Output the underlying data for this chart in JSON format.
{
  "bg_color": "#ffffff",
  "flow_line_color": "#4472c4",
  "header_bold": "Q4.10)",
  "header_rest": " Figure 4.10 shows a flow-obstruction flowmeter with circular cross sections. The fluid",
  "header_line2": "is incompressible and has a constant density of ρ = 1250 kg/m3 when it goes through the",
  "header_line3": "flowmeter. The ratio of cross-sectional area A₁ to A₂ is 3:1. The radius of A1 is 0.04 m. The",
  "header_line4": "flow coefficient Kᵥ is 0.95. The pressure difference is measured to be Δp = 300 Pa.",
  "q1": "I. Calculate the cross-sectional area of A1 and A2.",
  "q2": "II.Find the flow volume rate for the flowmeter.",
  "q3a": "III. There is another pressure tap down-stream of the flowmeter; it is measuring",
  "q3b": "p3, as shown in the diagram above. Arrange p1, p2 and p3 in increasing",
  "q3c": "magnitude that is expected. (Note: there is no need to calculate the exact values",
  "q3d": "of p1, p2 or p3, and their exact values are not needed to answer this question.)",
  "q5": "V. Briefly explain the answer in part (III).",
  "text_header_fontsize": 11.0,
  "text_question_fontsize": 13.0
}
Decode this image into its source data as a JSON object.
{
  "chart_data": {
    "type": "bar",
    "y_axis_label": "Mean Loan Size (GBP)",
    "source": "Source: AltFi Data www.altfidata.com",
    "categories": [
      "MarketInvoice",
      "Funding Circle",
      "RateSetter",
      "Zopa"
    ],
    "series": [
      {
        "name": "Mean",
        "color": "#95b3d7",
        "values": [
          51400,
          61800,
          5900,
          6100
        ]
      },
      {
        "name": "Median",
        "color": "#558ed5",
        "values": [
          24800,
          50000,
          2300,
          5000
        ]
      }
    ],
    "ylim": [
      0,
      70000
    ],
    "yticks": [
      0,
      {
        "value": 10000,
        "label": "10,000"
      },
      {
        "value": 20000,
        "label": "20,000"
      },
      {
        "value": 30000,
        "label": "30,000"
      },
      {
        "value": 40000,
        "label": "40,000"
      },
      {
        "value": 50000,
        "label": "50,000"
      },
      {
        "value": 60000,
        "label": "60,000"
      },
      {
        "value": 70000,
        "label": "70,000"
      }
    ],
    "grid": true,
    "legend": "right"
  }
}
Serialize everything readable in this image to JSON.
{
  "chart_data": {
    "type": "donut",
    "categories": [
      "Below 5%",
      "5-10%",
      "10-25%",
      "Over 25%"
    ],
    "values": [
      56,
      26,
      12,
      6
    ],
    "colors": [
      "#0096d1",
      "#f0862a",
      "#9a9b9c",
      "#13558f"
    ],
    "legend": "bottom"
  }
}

■ ■ ■

Copy out the lines from the line containing "Decode this image" to the end of the listing above, without alteration.

Decode this image into its source data as a JSON object.
{
  "chart_data": {
    "type": "bar",
    "y_axis_label": "Mean Loan Size (GBP)",
    "source": "Source: AltFi Data www.altfidata.com",
    "categories": [
      "MarketInvoice",
      "Funding Circle",
      "RateSetter",
      "Zopa"
    ],
    "series": [
      {
        "name": "Mean",
        "color": "#95b3d7",
        "values": [
          51400,
          61800,
          5900,
          6100
        ]
      },
      {
        "name": "Median",
        "color": "#558ed5",
        "values": [
          24800,
          50000,
          2300,
          5000
        ]
      }
    ],
    "ylim": [
      0,
      70000
    ],
    "yticks": [
      0,
      {
        "value": 10000,
        "label": "10,000"
      },
      {
        "value": 20000,
        "label": "20,000"
      },
      {
        "value": 30000,
        "label": "30,000"
      },
      {
        "value": 40000,
        "label": "40,000"
      },
      {
        "value": 50000,
        "label": "50,000"
      },
      {
        "value": 60000,
        "label": "60,000"
      },
      {
        "value": 70000,
        "label": "70,000"
      }
    ],
    "grid": true,
    "legend": "right"
  }
}
Serialize everything readable in this image to JSON.
{
  "chart_data": {
    "type": "donut",
    "categories": [
      "Below 5%",
      "5-10%",
      "10-25%",
      "Over 25%"
    ],
    "values": [
      56,
      26,
      12,
      6
    ],
    "colors": [
      "#0096d1",
      "#f0862a",
      "#9a9b9c",
      "#13558f"
    ],
    "legend": "bottom"
  }
}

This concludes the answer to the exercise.